— BEGIN Input material —

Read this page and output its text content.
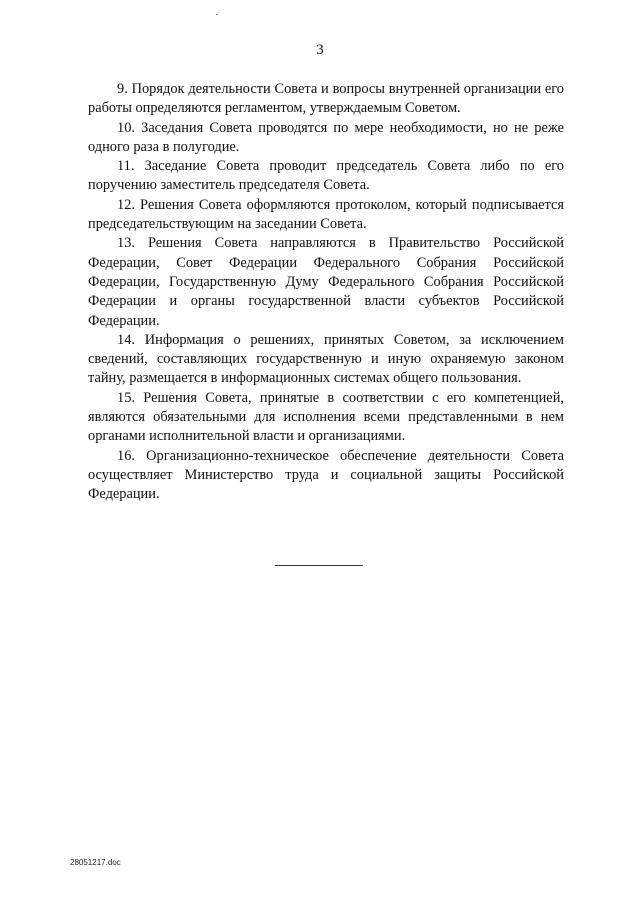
3

9. Порядок деятельности Совета и вопросы внутренней организации его работы определяются регламентом, утверждаемым Советом.

10. Заседания Совета проводятся по мере необходимости, но не реже одного раза в полугодие.

11. Заседание Совета проводит председатель Совета либо по его поручению заместитель председателя Совета.

12. Решения Совета оформляются протоколом, который подписывается председательствующим на заседании Совета.

13. Решения Совета направляются в Правительство Российской Федерации, Совет Федерации Федерального Собрания Российской Федерации, Государственную Думу Федерального Собрания Российской Федерации и органы государственной власти субъектов Российской Федерации.

14. Информация о решениях, принятых Советом, за исключением сведений, составляющих государственную и иную охраняемую законом тайну, размещается в информационных системах общего пользования.

15. Решения Совета, принятые в соответствии с его компетенцией, являются обязательными для исполнения всеми представленными в нем органами исполнительной власти и организациями.

16. Организационно-техническое обеспечение деятельности Совета осуществляет Министерство труда и социальной защиты Российской Федерации.

28051217.doc
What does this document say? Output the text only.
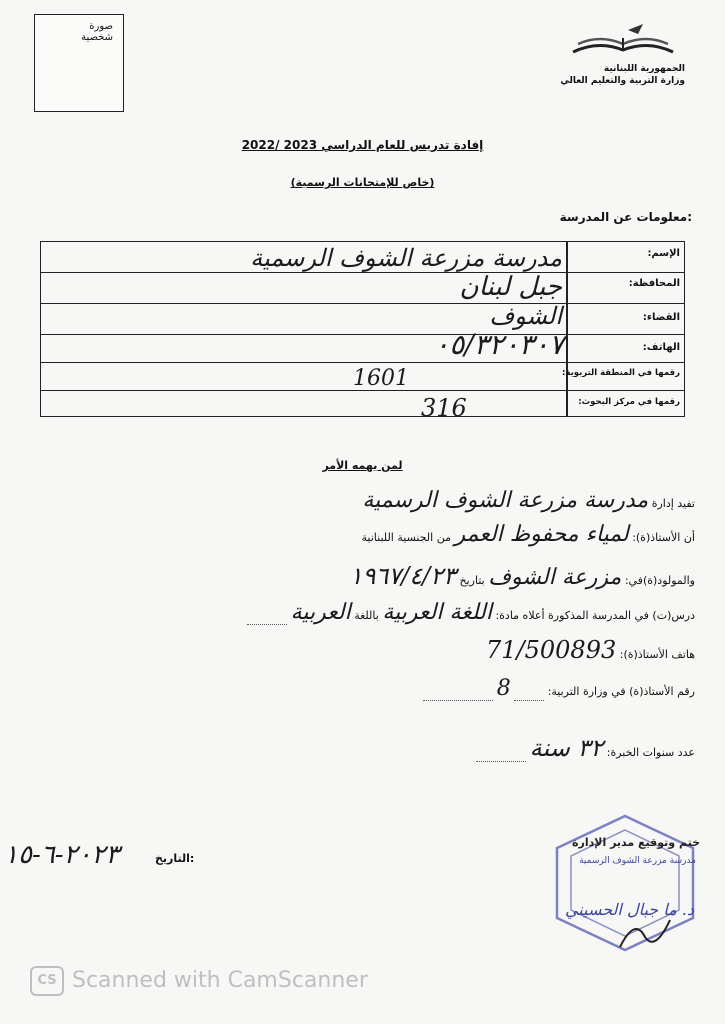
صورة
شخصية
الجمهورية اللبنانية
وزارة التربية والتعليم العالي
إفادة تدريس للعام الدراسي 2023 /2022
(خاص للإمتحانات الرسمية)
معلومات عن المدرسة:
الإسم:
المحافظة:
القضاء:
الهاتف:
رقمها في المنطقة التربوية:
رقمها في مركز البحوث:
مدرسة مزرعة الشوف الرسمية
جبل لبنان
الشوف
٠٥/٣٢٠٣٠٧
1601
316
لمن يهمه الأمر
تفيد إدارة مدرسة مزرعة الشوف الرسمية
أن الأستاذ(ة): لمياء محفوظ العمر من الجنسية اللبنانية
والمولود(ة)في: مزرعة الشوف بتاريخ ١٩٦٧/٤/٢٣
درس(ت) في المدرسة المذكورة أعلاه مادة: اللغة العربية باللغة العربية
هاتف الأستاذ(ة): 71/500893
رقم الأستاذ(ة) في وزارة التربية:  8
عدد سنوات الخبرة: ٣٢ سنة
التاريخ:
٢٠٢٣-٦-١٥	ختم وتوقيع مدير الإدارة
مدرسة مزرعة الشوف الرسمية
د. ما جبال الحسيني
CS Scanned with CamScanner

— END Input material —

__Requirement__. Copy the records above exactly. The pictures are not part of the copy.

__Solution for this task__.
Read this page and output its text content.
3

9. Порядок деятельности Совета и вопросы внутренней организации его работы определяются регламентом, утверждаемым Советом.

10. Заседания Совета проводятся по мере необходимости, но не реже одного раза в полугодие.

11. Заседание Совета проводит председатель Совета либо по его поручению заместитель председателя Совета.

12. Решения Совета оформляются протоколом, который подписывается председательствующим на заседании Совета.

13. Решения Совета направляются в Правительство Российской Федерации, Совет Федерации Федерального Собрания Российской Федерации, Государственную Думу Федерального Собрания Российской Федерации и органы государственной власти субъектов Российской Федерации.

14. Информация о решениях, принятых Советом, за исключением сведений, составляющих государственную и иную охраняемую законом тайну, размещается в информационных системах общего пользования.

15. Решения Совета, принятые в соответствии с его компетенцией, являются обязательными для исполнения всеми представленными в нем органами исполнительной власти и организациями.

16. Организационно-техническое обеспечение деятельности Совета осуществляет Министерство труда и социальной защиты Российской Федерации.

28051217.doc
What does this document say? Output the text only.
صورة
شخصية
الجمهورية اللبنانية
وزارة التربية والتعليم العالي
إفادة تدريس للعام الدراسي 2023 /2022
(خاص للإمتحانات الرسمية)
معلومات عن المدرسة:
الإسم:
المحافظة:
القضاء:
الهاتف:
رقمها في المنطقة التربوية:
رقمها في مركز البحوث:
مدرسة مزرعة الشوف الرسمية
جبل لبنان
الشوف
٠٥/٣٢٠٣٠٧
1601
316
لمن يهمه الأمر
تفيد إدارة مدرسة مزرعة الشوف الرسمية
أن الأستاذ(ة): لمياء محفوظ العمر من الجنسية اللبنانية
والمولود(ة)في: مزرعة الشوف بتاريخ ١٩٦٧/٤/٢٣
درس(ت) في المدرسة المذكورة أعلاه مادة: اللغة العربية باللغة العربية
هاتف الأستاذ(ة): 71/500893
رقم الأستاذ(ة) في وزارة التربية:  8
عدد سنوات الخبرة: ٣٢ سنة
التاريخ:
٢٠٢٣-٦-١٥	ختم وتوقيع مدير الإدارة
مدرسة مزرعة الشوف الرسمية
د. ما جبال الحسيني
CS Scanned with CamScanner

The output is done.